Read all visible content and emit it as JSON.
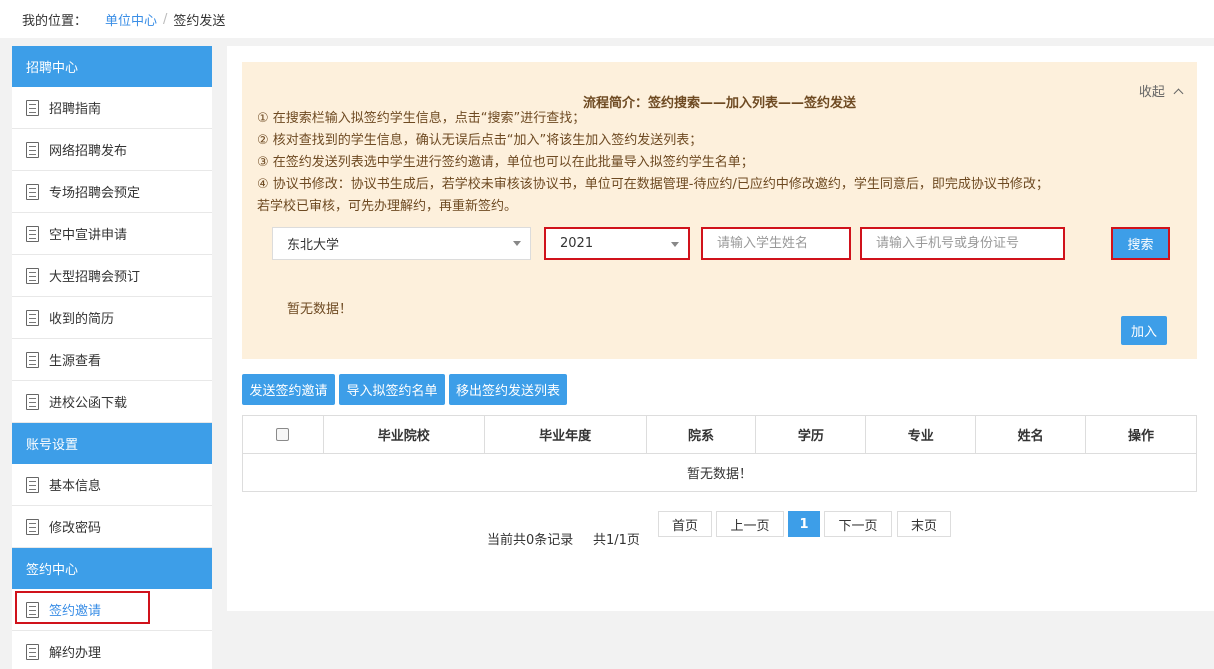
{
  "breadcrumb": {
    "label": "我的位置：",
    "link": "单位中心",
    "separator": "/",
    "current": "签约发送"
  },
  "sidebar": {
    "sections": [
      {
        "title": "招聘中心",
        "items": [
          "招聘指南",
          "网络招聘发布",
          "专场招聘会预定",
          "空中宣讲申请",
          "大型招聘会预订",
          "收到的简历",
          "生源查看",
          "进校公函下载"
        ]
      },
      {
        "title": "账号设置",
        "items": [
          "基本信息",
          "修改密码"
        ]
      },
      {
        "title": "签约中心",
        "items": [
          "签约邀请",
          "解约办理"
        ]
      }
    ]
  },
  "flow": {
    "title": "流程简介：签约搜索——加入列表——签约发送",
    "collapse_label": "收起",
    "steps": [
      "① 在搜索栏输入拟签约学生信息，点击“搜索”进行查找；",
      "② 核对查找到的学生信息，确认无误后点击“加入”将该生加入签约发送列表；",
      "③ 在签约发送列表选中学生进行签约邀请，单位也可以在此批量导入拟签约学生名单；",
      "④ 协议书修改：协议书生成后，若学校未审核该协议书，单位可在数据管理-待应约/已应约中修改邀约，学生同意后，即完成协议书修改；",
      "若学校已审核，可先办理解约，再重新签约。"
    ],
    "school_select": "东北大学",
    "year_select": "2021",
    "name_placeholder": "请输入学生姓名",
    "id_placeholder": "请输入手机号或身份证号",
    "search_button": "搜索",
    "no_data": "暂无数据！",
    "add_button": "加入"
  },
  "actions": {
    "send_invite": "发送签约邀请",
    "import_list": "导入拟签约名单",
    "remove_list": "移出签约发送列表"
  },
  "table": {
    "columns": [
      "毕业院校",
      "毕业年度",
      "院系",
      "学历",
      "专业",
      "姓名",
      "操作"
    ],
    "empty_text": "暂无数据！"
  },
  "pagination": {
    "summary": "当前共0条记录",
    "pages": "共1/1页",
    "first": "首页",
    "prev": "上一页",
    "current": "1",
    "next": "下一页",
    "last": "末页"
  },
  "colors": {
    "accent": "#3d9ee8",
    "highlight": "#d0121b",
    "notice_bg": "#fdf0dc"
  }
}
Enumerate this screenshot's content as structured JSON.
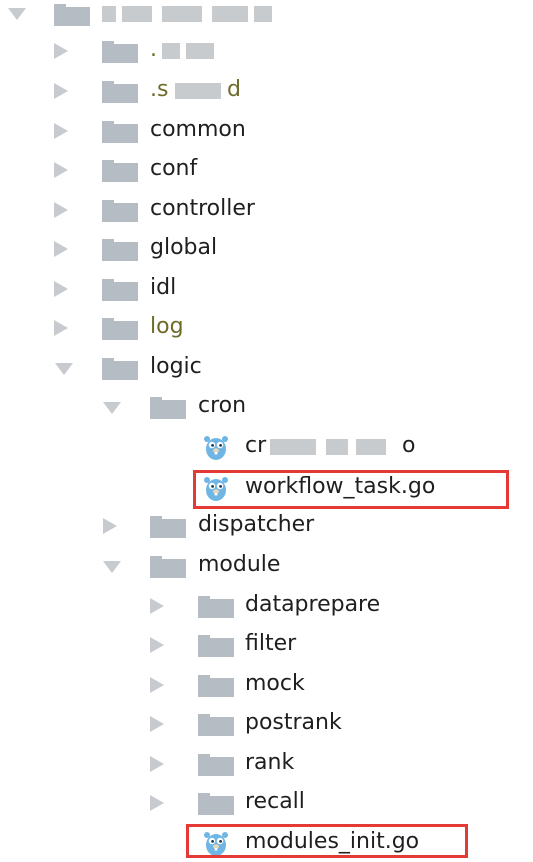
{
  "tree": {
    "root_label": "",
    "items": [
      {
        "label": ".i__a",
        "obscured": true
      },
      {
        "label": ".s___d",
        "obscured": true
      },
      {
        "label": "common"
      },
      {
        "label": "conf"
      },
      {
        "label": "controller"
      },
      {
        "label": "global"
      },
      {
        "label": "idl"
      },
      {
        "label": "log"
      },
      {
        "label": "logic"
      },
      {
        "label": "cron"
      },
      {
        "label": "cr____o",
        "obscured": true
      },
      {
        "label": "workflow_task.go"
      },
      {
        "label": "dispatcher"
      },
      {
        "label": "module"
      },
      {
        "label": "dataprepare"
      },
      {
        "label": "filter"
      },
      {
        "label": "mock"
      },
      {
        "label": "postrank"
      },
      {
        "label": "rank"
      },
      {
        "label": "recall"
      },
      {
        "label": "modules_init.go"
      }
    ]
  },
  "colors": {
    "label": "#1f1f1f",
    "olive_label": "#6f6b2a",
    "folder": "#b5bcc3",
    "arrow": "#c7cbd0",
    "highlight": "#e53935",
    "gopher": "#6fb6e5"
  },
  "icons": {
    "folder": "folder-icon",
    "go_file": "go-gopher-icon",
    "collapsed": "chevron-right-icon",
    "expanded": "chevron-down-icon"
  }
}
════
▶ _Task to complete_
Nothing but the pictures may be dropped; output the records above exactly.

▶ _Complete response_
Read all visible content and emit it as JSON.
{
  "breadcrumb": {
    "label": "我的位置：",
    "link": "单位中心",
    "separator": "/",
    "current": "签约发送"
  },
  "sidebar": {
    "sections": [
      {
        "title": "招聘中心",
        "items": [
          "招聘指南",
          "网络招聘发布",
          "专场招聘会预定",
          "空中宣讲申请",
          "大型招聘会预订",
          "收到的简历",
          "生源查看",
          "进校公函下载"
        ]
      },
      {
        "title": "账号设置",
        "items": [
          "基本信息",
          "修改密码"
        ]
      },
      {
        "title": "签约中心",
        "items": [
          "签约邀请",
          "解约办理"
        ]
      }
    ]
  },
  "flow": {
    "title": "流程简介：签约搜索——加入列表——签约发送",
    "collapse_label": "收起",
    "steps": [
      "① 在搜索栏输入拟签约学生信息，点击“搜索”进行查找；",
      "② 核对查找到的学生信息，确认无误后点击“加入”将该生加入签约发送列表；",
      "③ 在签约发送列表选中学生进行签约邀请，单位也可以在此批量导入拟签约学生名单；",
      "④ 协议书修改：协议书生成后，若学校未审核该协议书，单位可在数据管理-待应约/已应约中修改邀约，学生同意后，即完成协议书修改；",
      "若学校已审核，可先办理解约，再重新签约。"
    ],
    "school_select": "东北大学",
    "year_select": "2021",
    "name_placeholder": "请输入学生姓名",
    "id_placeholder": "请输入手机号或身份证号",
    "search_button": "搜索",
    "no_data": "暂无数据！",
    "add_button": "加入"
  },
  "actions": {
    "send_invite": "发送签约邀请",
    "import_list": "导入拟签约名单",
    "remove_list": "移出签约发送列表"
  },
  "table": {
    "columns": [
      "毕业院校",
      "毕业年度",
      "院系",
      "学历",
      "专业",
      "姓名",
      "操作"
    ],
    "empty_text": "暂无数据！"
  },
  "pagination": {
    "summary": "当前共0条记录",
    "pages": "共1/1页",
    "first": "首页",
    "prev": "上一页",
    "current": "1",
    "next": "下一页",
    "last": "末页"
  },
  "colors": {
    "accent": "#3d9ee8",
    "highlight": "#d0121b",
    "notice_bg": "#fdf0dc"
  }
}
Enumerate this screenshot's content as structured JSON.
{
  "tree": {
    "root_label": "",
    "items": [
      {
        "label": ".i__a",
        "obscured": true
      },
      {
        "label": ".s___d",
        "obscured": true
      },
      {
        "label": "common"
      },
      {
        "label": "conf"
      },
      {
        "label": "controller"
      },
      {
        "label": "global"
      },
      {
        "label": "idl"
      },
      {
        "label": "log"
      },
      {
        "label": "logic"
      },
      {
        "label": "cron"
      },
      {
        "label": "cr____o",
        "obscured": true
      },
      {
        "label": "workflow_task.go"
      },
      {
        "label": "dispatcher"
      },
      {
        "label": "module"
      },
      {
        "label": "dataprepare"
      },
      {
        "label": "filter"
      },
      {
        "label": "mock"
      },
      {
        "label": "postrank"
      },
      {
        "label": "rank"
      },
      {
        "label": "recall"
      },
      {
        "label": "modules_init.go"
      }
    ]
  },
  "colors": {
    "label": "#1f1f1f",
    "olive_label": "#6f6b2a",
    "folder": "#b5bcc3",
    "arrow": "#c7cbd0",
    "highlight": "#e53935",
    "gopher": "#6fb6e5"
  },
  "icons": {
    "folder": "folder-icon",
    "go_file": "go-gopher-icon",
    "collapsed": "chevron-right-icon",
    "expanded": "chevron-down-icon"
  }
}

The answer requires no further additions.